(Extracted records)
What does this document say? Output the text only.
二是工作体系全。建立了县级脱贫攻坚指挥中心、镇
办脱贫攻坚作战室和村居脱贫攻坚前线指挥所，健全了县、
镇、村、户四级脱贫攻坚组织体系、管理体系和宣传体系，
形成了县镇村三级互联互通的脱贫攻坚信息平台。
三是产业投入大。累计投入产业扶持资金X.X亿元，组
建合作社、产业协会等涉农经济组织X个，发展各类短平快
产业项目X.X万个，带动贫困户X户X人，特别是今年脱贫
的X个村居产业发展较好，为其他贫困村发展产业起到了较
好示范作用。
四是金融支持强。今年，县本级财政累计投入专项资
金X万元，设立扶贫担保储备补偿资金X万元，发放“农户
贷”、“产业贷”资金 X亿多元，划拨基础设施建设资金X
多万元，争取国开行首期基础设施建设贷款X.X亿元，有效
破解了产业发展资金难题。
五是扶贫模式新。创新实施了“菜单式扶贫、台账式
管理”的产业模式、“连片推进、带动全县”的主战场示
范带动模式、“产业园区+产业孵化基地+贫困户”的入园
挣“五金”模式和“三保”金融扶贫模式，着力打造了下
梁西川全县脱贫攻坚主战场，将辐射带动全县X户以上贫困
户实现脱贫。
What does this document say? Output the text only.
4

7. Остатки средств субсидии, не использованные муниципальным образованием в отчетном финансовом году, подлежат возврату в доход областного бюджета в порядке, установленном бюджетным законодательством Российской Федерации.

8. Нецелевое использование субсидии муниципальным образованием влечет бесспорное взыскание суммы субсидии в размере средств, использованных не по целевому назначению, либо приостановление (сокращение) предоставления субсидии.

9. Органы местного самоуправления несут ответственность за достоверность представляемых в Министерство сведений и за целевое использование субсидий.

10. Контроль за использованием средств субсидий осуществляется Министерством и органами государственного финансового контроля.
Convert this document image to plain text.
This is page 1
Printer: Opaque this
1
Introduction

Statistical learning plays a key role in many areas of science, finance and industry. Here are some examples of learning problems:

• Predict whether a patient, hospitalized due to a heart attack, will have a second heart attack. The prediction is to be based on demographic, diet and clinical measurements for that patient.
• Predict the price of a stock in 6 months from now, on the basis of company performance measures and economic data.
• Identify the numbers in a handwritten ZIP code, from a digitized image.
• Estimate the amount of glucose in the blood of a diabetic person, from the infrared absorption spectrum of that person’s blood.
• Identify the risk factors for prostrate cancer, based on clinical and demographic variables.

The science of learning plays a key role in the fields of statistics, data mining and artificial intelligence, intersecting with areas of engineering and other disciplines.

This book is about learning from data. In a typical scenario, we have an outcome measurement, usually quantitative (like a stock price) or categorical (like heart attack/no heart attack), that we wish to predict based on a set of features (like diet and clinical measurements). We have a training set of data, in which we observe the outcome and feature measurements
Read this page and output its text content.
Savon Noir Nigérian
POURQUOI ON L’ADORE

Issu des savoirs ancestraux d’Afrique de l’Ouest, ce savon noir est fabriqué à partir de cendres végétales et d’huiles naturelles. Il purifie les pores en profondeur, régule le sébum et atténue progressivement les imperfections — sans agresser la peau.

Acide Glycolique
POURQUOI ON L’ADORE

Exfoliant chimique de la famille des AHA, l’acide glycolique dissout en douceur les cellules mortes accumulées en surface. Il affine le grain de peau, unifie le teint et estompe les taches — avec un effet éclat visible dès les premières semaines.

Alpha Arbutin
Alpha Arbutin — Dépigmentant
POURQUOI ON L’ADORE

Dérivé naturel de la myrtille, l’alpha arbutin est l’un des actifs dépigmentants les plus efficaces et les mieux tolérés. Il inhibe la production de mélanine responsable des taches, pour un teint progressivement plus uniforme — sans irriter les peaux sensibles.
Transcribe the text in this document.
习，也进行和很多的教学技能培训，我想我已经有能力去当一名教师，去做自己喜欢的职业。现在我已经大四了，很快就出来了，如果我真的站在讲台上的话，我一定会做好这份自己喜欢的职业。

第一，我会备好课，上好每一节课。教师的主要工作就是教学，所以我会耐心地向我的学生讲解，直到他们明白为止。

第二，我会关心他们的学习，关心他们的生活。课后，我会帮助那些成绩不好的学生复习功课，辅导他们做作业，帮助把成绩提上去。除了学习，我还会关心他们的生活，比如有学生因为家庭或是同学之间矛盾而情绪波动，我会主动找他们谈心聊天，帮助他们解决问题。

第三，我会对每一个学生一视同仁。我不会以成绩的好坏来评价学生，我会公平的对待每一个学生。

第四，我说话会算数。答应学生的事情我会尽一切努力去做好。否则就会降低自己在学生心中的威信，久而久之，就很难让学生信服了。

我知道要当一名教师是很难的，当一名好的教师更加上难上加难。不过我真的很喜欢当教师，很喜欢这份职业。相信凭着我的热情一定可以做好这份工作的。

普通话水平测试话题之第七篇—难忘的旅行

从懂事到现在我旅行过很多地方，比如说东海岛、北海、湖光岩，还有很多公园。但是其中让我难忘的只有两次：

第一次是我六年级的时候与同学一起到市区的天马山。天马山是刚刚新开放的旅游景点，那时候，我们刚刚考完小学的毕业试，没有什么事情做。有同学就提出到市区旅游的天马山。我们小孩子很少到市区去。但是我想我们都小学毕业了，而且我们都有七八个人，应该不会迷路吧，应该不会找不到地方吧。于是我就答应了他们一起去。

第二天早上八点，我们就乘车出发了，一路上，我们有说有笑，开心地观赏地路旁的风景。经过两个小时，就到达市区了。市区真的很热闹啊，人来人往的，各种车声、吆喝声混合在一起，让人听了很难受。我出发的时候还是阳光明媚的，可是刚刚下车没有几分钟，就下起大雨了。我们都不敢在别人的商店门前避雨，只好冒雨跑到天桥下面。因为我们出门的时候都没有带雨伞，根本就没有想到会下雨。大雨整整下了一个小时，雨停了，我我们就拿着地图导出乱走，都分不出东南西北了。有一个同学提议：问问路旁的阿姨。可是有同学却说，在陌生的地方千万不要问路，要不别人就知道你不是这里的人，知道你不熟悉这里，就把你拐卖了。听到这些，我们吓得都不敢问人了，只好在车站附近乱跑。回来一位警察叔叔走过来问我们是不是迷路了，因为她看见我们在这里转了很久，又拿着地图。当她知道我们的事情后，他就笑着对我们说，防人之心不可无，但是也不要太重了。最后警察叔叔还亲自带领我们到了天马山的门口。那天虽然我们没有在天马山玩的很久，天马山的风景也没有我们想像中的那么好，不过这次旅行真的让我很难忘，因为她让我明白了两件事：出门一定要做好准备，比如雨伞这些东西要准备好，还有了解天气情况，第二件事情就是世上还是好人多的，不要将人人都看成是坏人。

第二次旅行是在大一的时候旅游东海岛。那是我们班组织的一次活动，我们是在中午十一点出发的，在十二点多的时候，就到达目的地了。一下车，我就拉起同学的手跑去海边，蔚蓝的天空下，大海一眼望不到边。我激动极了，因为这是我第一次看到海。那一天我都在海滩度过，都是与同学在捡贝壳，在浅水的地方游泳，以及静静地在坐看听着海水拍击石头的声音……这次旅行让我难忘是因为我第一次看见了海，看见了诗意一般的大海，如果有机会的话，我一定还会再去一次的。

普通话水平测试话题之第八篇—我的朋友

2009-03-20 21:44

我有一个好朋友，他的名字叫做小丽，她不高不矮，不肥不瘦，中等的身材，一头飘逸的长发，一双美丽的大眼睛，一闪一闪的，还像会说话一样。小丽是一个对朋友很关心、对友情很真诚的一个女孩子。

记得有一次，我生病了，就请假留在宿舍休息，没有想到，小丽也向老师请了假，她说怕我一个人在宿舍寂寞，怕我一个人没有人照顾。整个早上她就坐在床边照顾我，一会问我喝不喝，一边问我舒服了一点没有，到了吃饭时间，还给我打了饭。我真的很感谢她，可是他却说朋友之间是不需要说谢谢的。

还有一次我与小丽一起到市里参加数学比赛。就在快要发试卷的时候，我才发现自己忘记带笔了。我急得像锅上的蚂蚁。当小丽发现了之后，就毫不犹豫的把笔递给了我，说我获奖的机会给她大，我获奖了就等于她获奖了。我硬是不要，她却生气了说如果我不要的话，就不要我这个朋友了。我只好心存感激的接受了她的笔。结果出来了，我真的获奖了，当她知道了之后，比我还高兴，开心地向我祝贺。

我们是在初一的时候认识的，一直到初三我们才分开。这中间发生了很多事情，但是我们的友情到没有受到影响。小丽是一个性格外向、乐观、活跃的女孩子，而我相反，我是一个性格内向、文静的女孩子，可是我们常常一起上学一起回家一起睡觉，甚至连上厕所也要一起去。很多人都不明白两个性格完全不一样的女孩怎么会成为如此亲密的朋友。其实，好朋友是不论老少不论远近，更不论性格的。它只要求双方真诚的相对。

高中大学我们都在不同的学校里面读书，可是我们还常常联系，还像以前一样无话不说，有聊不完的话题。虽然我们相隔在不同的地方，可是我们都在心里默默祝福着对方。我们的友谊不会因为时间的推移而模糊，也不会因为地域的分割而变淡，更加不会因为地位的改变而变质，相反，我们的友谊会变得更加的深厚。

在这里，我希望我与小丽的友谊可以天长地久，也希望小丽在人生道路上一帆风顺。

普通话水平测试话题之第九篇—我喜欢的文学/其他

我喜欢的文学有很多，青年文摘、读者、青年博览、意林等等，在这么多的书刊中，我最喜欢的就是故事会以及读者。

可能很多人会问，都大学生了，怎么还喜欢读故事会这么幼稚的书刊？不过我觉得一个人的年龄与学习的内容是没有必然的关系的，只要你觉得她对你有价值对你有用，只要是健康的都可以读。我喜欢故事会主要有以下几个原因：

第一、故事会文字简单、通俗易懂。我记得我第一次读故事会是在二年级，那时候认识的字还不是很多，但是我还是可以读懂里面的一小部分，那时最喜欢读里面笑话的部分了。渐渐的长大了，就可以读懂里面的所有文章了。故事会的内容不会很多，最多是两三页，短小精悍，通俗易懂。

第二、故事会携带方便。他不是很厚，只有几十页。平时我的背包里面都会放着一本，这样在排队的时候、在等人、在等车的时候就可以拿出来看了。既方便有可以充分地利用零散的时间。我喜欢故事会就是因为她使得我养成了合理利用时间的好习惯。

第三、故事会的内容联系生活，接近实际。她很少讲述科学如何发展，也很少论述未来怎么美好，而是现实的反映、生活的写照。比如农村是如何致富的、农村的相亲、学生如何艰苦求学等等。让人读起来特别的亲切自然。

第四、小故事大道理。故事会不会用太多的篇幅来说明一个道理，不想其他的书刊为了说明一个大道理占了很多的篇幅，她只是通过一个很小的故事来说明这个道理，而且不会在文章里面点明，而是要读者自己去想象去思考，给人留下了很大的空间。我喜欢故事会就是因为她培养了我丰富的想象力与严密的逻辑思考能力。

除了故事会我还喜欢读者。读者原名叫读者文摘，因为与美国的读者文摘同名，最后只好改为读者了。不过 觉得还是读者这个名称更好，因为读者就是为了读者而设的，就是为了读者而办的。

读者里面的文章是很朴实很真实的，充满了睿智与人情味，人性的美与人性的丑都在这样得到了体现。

● Exercise: Say how many lines in this material hold "Identify", and say nothing else.

● Written answer: 2